DIRECTIONS FOR THIS TASK
Looking at the listing beneath, work out how many lines hold "JSON" and report only that figure.
-- START --
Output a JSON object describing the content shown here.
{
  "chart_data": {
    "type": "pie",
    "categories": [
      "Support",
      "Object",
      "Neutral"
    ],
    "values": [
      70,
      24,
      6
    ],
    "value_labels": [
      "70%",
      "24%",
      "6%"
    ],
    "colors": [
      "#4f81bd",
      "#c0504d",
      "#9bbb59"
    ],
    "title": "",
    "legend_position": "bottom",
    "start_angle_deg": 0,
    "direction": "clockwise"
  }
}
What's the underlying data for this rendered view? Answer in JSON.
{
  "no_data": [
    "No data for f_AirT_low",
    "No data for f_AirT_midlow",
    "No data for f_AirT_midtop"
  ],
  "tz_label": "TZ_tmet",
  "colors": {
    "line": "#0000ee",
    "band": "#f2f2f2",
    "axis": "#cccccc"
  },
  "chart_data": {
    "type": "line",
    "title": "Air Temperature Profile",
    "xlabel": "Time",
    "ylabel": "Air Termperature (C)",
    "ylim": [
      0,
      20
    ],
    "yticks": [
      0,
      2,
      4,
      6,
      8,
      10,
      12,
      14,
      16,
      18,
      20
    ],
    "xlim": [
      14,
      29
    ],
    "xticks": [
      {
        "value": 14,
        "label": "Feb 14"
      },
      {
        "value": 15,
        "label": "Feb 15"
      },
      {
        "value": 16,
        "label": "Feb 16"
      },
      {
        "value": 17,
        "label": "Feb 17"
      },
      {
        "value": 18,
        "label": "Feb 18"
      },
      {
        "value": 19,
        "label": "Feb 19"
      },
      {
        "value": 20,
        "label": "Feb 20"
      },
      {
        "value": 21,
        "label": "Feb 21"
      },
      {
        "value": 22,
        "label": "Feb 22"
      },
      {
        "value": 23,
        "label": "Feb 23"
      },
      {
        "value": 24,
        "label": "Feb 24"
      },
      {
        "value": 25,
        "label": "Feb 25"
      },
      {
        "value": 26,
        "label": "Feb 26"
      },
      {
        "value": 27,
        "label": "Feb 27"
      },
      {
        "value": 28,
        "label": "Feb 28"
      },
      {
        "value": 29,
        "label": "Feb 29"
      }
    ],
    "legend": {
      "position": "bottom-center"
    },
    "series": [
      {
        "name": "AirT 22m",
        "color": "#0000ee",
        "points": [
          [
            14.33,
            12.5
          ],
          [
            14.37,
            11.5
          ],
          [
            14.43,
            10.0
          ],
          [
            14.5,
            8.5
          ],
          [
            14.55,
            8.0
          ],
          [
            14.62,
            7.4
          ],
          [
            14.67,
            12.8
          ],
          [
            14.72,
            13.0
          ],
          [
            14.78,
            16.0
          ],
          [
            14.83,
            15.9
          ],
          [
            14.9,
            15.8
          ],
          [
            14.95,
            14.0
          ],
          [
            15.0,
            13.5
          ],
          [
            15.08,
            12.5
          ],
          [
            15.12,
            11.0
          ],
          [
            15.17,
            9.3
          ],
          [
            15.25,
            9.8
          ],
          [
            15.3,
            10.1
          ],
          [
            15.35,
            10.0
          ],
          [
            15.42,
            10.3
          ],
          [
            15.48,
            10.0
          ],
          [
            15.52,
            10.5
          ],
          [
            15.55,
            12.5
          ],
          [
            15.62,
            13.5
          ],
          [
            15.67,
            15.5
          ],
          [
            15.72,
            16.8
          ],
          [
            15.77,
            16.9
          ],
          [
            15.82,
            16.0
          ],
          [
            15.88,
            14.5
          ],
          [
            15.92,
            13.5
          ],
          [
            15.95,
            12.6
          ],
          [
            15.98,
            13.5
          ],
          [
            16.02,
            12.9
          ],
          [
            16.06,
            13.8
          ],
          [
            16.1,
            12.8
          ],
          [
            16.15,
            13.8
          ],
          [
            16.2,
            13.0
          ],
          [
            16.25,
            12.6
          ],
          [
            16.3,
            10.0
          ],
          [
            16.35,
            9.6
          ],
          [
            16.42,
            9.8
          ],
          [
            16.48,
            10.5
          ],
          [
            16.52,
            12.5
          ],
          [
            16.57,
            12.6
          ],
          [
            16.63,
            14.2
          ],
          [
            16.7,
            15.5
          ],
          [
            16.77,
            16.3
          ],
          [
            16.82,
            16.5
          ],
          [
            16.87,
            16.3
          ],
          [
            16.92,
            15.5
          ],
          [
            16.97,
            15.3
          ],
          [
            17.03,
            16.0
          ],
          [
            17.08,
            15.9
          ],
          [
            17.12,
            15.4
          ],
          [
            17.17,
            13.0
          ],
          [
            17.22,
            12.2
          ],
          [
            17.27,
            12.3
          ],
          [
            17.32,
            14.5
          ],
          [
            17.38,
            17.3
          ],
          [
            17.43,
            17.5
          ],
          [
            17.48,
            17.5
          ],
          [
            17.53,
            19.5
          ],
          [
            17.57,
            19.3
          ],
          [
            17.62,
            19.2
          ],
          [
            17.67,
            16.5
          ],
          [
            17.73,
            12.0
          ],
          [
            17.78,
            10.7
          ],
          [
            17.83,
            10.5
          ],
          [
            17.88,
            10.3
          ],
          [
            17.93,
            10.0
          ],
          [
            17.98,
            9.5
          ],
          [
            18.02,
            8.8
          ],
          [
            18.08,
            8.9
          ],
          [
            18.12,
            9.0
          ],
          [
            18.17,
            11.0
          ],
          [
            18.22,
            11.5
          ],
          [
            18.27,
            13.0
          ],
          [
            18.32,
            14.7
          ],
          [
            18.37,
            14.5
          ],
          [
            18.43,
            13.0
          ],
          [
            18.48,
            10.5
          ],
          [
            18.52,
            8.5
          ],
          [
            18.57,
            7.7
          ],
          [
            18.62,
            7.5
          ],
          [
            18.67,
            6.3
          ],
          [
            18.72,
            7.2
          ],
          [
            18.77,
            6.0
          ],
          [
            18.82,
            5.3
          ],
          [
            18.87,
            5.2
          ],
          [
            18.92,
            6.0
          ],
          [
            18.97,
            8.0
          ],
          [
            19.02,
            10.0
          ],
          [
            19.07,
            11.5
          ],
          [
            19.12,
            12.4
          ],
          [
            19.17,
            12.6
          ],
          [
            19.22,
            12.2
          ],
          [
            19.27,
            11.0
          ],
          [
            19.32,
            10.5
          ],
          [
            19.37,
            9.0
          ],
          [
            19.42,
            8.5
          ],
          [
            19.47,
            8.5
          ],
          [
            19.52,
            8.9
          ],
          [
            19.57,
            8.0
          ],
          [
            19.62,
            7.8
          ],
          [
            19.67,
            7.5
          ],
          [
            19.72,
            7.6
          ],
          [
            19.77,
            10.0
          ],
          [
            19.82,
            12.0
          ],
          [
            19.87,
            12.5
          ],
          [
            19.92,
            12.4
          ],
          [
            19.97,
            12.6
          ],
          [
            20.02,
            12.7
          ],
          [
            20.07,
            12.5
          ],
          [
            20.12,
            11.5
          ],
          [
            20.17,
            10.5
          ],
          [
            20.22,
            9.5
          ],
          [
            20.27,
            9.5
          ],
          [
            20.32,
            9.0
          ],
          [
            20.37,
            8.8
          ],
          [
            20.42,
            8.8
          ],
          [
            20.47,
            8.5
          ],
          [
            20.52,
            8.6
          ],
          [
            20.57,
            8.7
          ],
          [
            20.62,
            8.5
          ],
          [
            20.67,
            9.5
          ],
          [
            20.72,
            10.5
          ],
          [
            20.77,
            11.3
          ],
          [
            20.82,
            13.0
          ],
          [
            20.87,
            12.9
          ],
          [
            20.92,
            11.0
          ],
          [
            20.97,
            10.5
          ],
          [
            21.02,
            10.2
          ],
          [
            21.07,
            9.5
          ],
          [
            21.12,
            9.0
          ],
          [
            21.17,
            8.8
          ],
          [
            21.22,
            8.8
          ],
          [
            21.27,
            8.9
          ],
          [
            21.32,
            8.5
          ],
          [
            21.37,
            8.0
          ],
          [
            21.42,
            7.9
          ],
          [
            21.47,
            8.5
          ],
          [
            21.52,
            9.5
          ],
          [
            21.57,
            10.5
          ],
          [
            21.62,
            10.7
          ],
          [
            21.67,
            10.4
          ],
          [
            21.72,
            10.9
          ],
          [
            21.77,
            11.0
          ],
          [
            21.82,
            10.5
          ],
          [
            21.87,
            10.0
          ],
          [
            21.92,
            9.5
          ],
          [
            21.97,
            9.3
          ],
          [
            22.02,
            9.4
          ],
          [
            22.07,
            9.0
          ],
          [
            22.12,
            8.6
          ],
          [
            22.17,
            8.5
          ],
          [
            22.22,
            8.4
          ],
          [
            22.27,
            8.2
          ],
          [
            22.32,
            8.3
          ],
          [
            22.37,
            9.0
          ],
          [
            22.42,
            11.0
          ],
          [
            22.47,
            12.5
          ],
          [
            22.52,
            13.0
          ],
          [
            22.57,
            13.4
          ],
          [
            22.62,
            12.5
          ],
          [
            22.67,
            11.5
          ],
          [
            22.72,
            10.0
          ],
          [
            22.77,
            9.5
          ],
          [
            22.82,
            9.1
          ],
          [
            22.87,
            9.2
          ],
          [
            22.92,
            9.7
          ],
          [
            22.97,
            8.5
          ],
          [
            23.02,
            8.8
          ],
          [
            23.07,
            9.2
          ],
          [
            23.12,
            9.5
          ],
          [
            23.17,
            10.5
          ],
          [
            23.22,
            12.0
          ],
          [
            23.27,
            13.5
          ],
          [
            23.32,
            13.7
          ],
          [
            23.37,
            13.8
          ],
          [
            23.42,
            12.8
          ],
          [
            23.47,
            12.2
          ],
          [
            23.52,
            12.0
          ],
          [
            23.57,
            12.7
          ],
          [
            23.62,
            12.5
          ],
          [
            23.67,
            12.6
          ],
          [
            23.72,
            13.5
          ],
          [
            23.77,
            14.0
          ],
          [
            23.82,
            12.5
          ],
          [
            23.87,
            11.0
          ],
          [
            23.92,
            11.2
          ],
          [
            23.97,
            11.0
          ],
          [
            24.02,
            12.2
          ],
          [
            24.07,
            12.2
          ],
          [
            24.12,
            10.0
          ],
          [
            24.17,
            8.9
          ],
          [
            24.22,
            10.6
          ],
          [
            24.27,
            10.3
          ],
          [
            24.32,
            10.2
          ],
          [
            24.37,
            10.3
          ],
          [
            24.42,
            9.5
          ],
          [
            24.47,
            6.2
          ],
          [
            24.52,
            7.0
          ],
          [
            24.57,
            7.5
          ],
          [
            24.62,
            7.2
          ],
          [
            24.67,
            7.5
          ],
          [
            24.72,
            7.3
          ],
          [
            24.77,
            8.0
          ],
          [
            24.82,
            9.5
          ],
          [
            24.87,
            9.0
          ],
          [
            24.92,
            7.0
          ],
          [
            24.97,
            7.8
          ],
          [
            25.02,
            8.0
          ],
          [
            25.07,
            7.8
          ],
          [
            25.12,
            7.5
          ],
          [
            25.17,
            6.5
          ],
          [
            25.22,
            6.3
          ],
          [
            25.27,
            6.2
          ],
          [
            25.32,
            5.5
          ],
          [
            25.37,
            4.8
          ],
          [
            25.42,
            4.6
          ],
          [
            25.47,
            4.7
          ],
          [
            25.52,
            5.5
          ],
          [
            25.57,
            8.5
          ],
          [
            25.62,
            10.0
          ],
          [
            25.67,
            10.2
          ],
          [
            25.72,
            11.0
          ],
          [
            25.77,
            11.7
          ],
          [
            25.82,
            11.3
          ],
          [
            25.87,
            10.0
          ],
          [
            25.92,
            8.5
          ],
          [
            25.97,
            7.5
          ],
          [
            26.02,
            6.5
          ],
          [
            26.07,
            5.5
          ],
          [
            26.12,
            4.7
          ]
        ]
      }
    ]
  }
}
-- END --
WRITTEN RESPONSE
2